+++ DATA SHOWN +++
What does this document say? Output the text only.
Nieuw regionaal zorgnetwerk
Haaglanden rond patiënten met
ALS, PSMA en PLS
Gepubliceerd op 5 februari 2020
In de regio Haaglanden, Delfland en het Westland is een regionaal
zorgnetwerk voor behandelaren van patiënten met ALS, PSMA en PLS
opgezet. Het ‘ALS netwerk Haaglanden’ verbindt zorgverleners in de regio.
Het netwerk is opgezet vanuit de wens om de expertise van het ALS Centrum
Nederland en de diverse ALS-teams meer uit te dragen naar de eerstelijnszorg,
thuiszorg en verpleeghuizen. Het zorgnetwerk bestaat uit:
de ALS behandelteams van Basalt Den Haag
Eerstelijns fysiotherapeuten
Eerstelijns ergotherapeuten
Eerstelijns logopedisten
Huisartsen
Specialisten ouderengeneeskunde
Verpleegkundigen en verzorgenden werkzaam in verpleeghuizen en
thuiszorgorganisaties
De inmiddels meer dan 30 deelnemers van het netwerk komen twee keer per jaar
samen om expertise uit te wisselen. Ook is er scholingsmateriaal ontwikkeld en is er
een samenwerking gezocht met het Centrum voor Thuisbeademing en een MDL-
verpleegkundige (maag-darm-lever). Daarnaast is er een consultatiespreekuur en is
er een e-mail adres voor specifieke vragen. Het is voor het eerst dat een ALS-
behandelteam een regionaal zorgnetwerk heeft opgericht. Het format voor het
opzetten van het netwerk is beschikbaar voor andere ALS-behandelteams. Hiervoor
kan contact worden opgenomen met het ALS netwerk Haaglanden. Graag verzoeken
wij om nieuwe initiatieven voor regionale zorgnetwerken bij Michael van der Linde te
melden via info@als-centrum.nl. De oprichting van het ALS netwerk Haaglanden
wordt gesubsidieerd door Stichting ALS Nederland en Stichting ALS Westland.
+++
REQUIREMENT:
Check each line above for the word "behandelteams", and copy the lines where it appears.

TASK OUTPUT:
de ALS behandelteams van Basalt Den Haag
opzetten van het netwerk is beschikbaar voor andere ALS-behandelteams. Hiervoor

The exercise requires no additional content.